◆ **EXERCISE TASK**
Retype the material below. Keep every word exactly as it is.

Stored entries
....

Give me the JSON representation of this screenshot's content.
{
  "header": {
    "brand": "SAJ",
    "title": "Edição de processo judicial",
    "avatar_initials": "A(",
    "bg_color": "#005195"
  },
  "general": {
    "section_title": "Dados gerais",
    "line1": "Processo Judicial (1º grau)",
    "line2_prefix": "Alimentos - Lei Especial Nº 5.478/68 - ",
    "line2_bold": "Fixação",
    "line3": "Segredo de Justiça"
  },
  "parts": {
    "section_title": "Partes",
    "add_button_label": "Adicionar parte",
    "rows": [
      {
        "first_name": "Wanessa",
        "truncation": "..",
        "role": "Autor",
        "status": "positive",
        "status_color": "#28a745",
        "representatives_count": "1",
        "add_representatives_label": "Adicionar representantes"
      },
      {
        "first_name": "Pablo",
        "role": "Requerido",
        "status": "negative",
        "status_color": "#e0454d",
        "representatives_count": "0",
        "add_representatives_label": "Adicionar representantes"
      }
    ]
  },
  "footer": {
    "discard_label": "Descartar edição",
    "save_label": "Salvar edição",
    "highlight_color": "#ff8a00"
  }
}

....

◆ **SOLUTION TO THIS PROBLEM**
Give me the JSON representation of this screenshot's content.
{
  "header": {
    "brand": "SAJ",
    "title": "Edição de processo judicial",
    "avatar_initials": "A(",
    "bg_color": "#005195"
  },
  "general": {
    "section_title": "Dados gerais",
    "line1": "Processo Judicial (1º grau)",
    "line2_prefix": "Alimentos - Lei Especial Nº 5.478/68 - ",
    "line2_bold": "Fixação",
    "line3": "Segredo de Justiça"
  },
  "parts": {
    "section_title": "Partes",
    "add_button_label": "Adicionar parte",
    "rows": [
      {
        "first_name": "Wanessa",
        "truncation": "..",
        "role": "Autor",
        "status": "positive",
        "status_color": "#28a745",
        "representatives_count": "1",
        "add_representatives_label": "Adicionar representantes"
      },
      {
        "first_name": "Pablo",
        "role": "Requerido",
        "status": "negative",
        "status_color": "#e0454d",
        "representatives_count": "0",
        "add_representatives_label": "Adicionar representantes"
      }
    ]
  },
  "footer": {
    "discard_label": "Descartar edição",
    "save_label": "Salvar edição",
    "highlight_color": "#ff8a00"
  }
}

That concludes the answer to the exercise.